Figure record listings
[START]

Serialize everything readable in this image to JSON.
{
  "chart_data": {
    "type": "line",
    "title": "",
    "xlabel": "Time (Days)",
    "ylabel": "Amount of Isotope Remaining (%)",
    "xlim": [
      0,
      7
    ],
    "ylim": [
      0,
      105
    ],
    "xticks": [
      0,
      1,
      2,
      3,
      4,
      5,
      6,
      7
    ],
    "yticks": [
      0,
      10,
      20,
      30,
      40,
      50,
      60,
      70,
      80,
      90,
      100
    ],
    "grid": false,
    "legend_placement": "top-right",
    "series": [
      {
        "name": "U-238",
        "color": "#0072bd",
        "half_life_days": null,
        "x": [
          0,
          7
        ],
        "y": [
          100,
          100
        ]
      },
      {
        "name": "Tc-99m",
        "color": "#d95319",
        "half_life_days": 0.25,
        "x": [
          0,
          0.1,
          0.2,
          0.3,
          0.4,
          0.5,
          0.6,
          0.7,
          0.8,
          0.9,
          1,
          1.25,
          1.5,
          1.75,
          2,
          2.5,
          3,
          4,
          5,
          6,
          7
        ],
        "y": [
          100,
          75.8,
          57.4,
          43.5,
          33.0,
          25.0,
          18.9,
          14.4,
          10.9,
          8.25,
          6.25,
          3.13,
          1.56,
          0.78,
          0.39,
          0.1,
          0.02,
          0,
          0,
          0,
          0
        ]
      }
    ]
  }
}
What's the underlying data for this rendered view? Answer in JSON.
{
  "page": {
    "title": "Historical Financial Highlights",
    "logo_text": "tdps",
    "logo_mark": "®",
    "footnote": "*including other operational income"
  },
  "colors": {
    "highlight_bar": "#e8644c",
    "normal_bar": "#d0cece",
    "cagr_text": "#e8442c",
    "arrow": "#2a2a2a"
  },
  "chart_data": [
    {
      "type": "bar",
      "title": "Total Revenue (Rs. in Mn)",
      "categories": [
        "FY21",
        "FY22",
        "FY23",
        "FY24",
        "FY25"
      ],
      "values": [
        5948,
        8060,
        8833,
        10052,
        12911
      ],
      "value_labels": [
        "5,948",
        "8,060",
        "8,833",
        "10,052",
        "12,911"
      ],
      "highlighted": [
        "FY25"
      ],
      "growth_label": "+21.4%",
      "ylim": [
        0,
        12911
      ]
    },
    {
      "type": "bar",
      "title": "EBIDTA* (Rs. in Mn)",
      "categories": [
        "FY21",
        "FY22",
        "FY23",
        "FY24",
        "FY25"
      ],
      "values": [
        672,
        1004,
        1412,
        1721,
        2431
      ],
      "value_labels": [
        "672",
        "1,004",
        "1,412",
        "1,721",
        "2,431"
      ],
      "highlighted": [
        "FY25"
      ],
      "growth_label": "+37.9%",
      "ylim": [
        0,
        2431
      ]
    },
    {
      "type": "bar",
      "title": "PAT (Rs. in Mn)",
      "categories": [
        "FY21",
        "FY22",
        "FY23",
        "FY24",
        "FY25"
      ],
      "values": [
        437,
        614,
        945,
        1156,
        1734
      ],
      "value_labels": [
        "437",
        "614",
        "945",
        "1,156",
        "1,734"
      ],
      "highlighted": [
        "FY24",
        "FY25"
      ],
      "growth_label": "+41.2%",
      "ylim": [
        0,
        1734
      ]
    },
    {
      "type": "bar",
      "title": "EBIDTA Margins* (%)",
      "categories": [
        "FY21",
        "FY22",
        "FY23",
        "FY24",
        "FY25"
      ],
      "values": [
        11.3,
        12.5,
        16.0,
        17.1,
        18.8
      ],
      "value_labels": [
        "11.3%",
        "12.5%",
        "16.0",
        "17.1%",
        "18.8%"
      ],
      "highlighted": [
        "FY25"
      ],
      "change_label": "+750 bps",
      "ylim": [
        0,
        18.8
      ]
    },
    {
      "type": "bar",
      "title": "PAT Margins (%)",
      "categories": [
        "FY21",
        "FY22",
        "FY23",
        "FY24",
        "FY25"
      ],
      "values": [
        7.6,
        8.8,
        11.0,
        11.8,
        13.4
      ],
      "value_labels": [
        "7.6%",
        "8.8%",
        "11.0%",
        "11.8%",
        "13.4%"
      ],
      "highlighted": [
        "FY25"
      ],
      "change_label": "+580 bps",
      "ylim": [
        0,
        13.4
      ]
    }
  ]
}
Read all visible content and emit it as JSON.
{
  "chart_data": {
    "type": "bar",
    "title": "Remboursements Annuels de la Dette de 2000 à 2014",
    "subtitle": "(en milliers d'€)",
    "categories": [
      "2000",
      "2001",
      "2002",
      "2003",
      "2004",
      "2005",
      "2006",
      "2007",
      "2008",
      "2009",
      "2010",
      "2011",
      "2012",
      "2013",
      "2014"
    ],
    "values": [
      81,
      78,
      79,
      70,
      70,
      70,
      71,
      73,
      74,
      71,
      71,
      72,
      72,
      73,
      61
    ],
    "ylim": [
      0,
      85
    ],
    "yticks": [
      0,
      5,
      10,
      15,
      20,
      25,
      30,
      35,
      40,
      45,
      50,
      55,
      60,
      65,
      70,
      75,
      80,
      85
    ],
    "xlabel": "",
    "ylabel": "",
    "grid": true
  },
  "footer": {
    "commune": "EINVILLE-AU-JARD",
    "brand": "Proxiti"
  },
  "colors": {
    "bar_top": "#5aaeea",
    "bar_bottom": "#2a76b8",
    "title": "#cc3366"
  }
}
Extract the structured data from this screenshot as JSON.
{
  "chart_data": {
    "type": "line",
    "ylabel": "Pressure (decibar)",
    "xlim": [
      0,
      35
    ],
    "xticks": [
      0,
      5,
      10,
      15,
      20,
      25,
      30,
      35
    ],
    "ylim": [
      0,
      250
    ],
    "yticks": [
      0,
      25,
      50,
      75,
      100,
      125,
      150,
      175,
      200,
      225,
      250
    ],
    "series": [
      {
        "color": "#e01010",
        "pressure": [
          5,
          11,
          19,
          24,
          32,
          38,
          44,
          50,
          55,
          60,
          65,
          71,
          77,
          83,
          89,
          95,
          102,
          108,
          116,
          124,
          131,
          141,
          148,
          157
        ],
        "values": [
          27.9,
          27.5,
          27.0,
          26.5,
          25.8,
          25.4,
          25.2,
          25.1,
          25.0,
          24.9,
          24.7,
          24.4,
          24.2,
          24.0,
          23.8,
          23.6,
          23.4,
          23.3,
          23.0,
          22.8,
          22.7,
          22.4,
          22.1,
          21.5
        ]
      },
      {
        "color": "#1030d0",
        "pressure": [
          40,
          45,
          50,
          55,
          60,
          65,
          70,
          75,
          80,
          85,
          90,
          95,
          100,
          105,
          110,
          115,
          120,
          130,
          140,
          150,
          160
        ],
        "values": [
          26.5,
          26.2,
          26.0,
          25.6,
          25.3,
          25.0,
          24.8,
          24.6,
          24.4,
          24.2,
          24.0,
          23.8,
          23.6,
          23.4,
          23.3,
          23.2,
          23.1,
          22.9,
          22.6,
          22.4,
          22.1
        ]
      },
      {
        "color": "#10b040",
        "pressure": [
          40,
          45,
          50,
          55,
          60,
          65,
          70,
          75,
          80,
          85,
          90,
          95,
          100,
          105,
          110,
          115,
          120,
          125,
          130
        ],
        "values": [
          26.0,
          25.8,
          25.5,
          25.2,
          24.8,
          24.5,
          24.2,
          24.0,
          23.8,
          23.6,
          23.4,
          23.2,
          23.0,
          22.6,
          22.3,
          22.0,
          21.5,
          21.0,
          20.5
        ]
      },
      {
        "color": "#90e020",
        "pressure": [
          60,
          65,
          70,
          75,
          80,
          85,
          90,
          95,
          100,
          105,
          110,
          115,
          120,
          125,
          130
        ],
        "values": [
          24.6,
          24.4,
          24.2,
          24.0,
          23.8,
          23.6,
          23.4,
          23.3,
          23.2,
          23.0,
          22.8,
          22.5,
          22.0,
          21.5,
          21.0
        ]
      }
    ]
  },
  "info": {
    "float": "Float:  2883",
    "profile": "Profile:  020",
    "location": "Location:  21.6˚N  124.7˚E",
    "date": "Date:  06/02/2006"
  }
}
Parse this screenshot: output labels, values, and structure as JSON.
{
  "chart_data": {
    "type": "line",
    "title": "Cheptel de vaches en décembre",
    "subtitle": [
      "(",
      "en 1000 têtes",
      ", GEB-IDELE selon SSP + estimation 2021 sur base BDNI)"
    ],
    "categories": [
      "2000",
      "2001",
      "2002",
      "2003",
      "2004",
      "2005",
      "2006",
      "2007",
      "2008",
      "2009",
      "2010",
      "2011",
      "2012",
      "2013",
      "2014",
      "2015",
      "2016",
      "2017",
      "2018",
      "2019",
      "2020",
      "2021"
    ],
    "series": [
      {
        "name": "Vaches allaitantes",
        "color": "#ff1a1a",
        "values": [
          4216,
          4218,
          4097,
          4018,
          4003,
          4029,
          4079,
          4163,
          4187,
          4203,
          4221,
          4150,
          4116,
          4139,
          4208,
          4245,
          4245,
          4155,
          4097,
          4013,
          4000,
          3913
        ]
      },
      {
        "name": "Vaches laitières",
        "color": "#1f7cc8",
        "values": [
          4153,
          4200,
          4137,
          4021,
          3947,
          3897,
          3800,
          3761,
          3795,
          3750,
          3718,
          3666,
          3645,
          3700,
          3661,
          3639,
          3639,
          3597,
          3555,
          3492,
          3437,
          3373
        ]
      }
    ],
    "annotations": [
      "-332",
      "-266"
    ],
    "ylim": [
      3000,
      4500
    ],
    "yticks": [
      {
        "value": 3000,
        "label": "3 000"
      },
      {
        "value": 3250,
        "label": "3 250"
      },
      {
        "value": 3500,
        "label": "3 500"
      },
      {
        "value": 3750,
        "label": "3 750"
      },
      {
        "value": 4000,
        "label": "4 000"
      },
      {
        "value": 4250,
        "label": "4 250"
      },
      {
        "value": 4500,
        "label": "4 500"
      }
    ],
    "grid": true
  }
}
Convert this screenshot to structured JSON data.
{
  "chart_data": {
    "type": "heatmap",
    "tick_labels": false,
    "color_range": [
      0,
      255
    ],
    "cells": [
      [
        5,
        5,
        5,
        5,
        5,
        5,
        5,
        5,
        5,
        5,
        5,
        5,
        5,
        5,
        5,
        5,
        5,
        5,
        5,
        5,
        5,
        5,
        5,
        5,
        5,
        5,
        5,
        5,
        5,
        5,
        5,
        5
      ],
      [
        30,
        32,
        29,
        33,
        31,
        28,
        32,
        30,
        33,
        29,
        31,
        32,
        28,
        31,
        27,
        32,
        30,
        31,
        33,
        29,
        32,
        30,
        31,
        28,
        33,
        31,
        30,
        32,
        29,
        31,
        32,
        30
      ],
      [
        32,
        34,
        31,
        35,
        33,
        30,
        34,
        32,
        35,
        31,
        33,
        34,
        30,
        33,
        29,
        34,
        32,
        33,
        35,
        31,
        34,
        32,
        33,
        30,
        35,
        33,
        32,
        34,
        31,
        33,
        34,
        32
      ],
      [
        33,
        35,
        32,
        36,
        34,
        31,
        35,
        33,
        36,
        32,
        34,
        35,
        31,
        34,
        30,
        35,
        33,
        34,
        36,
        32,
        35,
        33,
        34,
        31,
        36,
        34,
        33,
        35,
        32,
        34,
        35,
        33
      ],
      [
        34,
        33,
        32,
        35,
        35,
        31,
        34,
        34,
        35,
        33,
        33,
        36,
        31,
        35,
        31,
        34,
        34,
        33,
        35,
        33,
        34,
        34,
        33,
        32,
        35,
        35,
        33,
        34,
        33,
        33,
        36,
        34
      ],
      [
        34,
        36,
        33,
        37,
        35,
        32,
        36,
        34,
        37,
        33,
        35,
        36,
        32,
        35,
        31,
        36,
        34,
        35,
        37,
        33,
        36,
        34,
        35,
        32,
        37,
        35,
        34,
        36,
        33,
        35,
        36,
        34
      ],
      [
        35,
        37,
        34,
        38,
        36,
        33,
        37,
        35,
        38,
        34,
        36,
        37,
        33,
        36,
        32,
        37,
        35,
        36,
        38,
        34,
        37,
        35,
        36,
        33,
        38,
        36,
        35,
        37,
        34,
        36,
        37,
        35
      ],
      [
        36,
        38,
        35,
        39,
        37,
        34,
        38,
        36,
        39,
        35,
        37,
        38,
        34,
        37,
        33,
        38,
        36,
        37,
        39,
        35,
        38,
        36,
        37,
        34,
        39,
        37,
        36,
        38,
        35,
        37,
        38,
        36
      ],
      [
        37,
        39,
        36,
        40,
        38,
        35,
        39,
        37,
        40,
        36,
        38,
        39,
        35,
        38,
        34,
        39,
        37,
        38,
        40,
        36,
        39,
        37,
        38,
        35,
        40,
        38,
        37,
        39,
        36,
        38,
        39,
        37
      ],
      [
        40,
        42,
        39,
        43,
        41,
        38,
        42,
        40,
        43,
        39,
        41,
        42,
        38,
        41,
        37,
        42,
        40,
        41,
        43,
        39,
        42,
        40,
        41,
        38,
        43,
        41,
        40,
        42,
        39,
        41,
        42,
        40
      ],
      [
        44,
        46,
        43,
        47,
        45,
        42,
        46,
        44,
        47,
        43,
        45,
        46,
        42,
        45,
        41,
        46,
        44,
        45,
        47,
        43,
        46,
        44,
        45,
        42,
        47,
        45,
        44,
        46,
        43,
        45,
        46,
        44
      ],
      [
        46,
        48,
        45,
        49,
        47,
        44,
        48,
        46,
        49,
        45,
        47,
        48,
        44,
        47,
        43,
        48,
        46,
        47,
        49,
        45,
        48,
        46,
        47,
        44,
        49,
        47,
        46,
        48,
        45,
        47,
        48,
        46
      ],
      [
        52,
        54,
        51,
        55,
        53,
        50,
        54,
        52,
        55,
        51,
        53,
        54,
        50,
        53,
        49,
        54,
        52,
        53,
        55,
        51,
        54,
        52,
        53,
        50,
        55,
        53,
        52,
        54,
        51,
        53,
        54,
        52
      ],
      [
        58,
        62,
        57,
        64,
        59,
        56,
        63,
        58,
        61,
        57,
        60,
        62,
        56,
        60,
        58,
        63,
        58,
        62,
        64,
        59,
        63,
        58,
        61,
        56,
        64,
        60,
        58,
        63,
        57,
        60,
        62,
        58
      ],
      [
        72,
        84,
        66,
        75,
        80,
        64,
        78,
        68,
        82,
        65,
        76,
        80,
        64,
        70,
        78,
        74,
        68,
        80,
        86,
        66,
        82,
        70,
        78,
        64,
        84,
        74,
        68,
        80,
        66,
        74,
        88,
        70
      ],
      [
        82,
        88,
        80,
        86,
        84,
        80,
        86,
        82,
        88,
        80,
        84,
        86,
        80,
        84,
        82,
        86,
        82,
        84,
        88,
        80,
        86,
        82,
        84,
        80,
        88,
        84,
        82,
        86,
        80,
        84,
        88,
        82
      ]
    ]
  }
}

[END]

Look for the word "screenshot" and return every line where it occurs.

Extract the structured data from this screenshot as JSON.
Parse this screenshot: output labels, values, and structure as JSON.
Convert this screenshot to structured JSON data.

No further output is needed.